# [Stored rows]
* * *

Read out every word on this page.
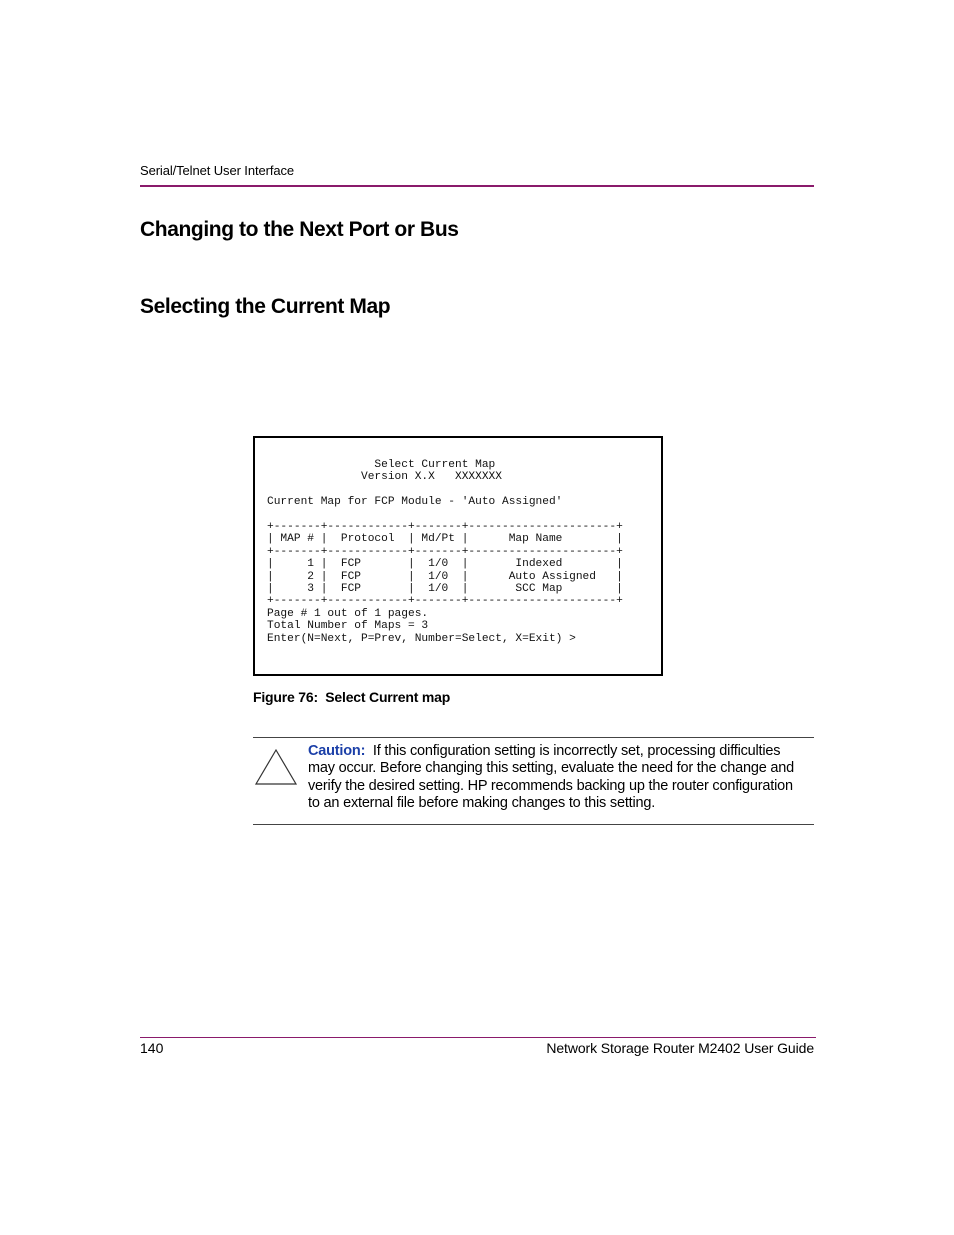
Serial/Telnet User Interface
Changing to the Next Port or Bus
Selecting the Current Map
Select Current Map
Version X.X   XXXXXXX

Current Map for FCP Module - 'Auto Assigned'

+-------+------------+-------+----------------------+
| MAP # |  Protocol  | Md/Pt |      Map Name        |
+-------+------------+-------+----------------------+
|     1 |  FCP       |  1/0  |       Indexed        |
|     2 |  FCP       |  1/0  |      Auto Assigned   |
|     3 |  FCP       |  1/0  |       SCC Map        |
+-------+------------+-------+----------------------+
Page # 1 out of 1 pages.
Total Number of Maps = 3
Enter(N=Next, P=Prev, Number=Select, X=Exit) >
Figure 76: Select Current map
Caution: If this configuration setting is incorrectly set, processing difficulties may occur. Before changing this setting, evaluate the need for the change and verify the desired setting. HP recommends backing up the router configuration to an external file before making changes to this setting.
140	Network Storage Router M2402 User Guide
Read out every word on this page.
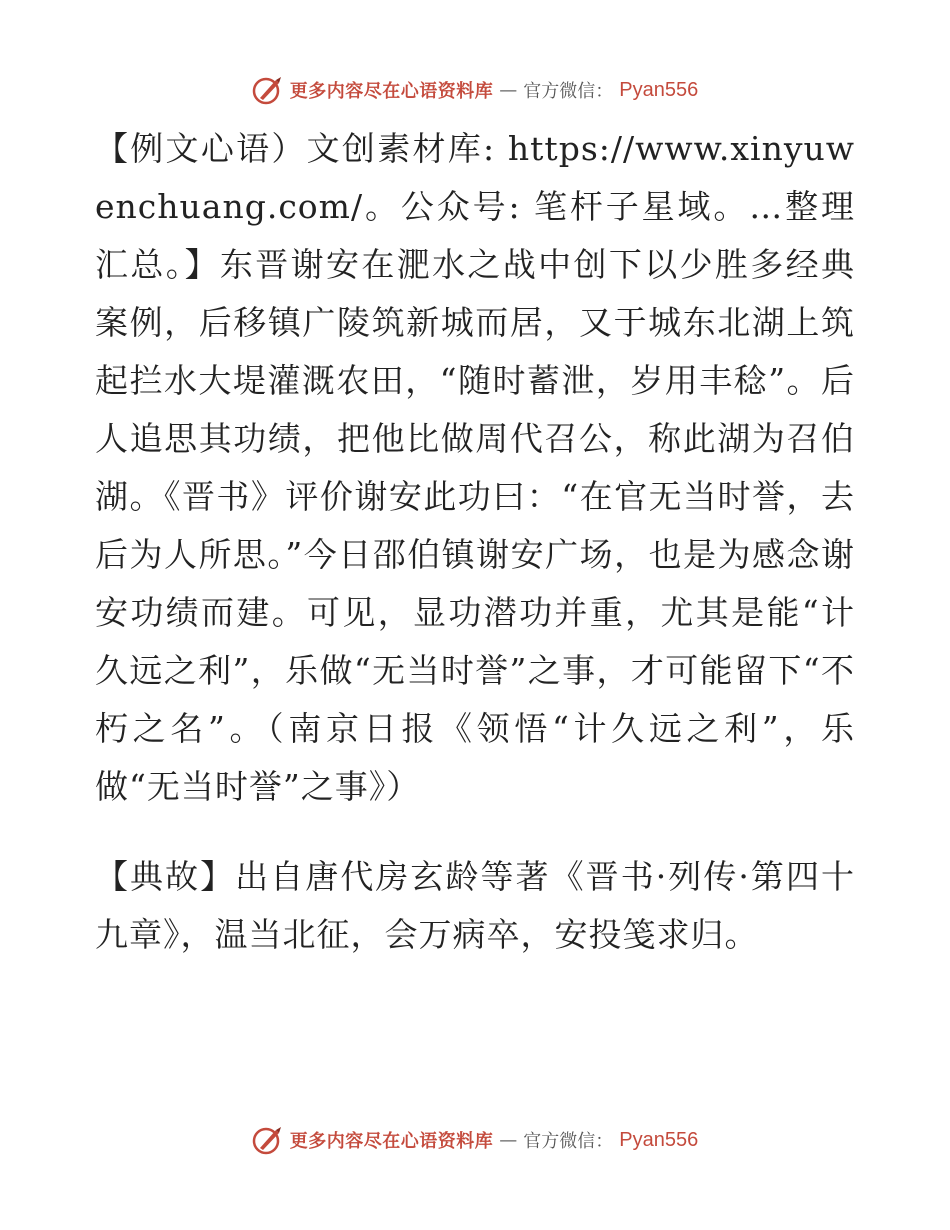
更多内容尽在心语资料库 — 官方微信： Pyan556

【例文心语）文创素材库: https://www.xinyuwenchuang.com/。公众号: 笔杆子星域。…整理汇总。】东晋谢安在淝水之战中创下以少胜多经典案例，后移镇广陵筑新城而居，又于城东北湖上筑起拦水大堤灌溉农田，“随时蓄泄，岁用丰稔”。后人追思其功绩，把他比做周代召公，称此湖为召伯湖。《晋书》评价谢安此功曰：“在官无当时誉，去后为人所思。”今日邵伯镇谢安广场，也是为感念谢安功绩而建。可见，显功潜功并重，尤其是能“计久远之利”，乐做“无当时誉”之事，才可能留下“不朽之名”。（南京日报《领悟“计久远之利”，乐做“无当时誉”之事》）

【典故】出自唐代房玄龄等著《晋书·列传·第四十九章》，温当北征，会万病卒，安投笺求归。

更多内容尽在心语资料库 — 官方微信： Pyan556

* * *

# [What the exercise asks]
Report all lines of the data that include the word "Current".

# [Completed task]
Selecting the Current Map
Select Current Map
Current Map for FCP Module - 'Auto Assigned'
Figure 76: Select Current map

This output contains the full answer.